* _YOUR INSTRUCTIONS_:
From the listing, collect all lines containing the word "countries".

BEGIN RECORDS FOR THIS EXERCISE

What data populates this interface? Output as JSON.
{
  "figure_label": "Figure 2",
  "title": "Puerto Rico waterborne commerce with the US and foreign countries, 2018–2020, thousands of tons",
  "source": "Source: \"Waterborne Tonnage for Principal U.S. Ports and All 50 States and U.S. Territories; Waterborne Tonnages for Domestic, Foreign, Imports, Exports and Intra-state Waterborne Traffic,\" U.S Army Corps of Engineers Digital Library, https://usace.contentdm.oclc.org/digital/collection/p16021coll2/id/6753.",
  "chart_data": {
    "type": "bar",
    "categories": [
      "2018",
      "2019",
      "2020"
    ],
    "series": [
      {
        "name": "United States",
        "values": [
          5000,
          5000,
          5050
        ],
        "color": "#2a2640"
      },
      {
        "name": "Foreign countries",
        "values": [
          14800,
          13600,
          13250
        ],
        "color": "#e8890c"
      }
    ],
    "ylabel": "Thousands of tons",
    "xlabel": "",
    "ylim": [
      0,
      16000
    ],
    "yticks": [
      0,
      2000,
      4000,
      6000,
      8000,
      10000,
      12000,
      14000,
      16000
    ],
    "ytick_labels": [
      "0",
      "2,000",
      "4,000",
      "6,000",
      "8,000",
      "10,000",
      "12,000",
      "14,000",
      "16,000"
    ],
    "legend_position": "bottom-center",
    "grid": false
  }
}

END RECORDS FOR THIS EXERCISE

* _RESPONSE_:
  "title": "Puerto Rico waterborne commerce with the US and foreign countries, 2018–2020, thousands of tons",
        "name": "Foreign countries",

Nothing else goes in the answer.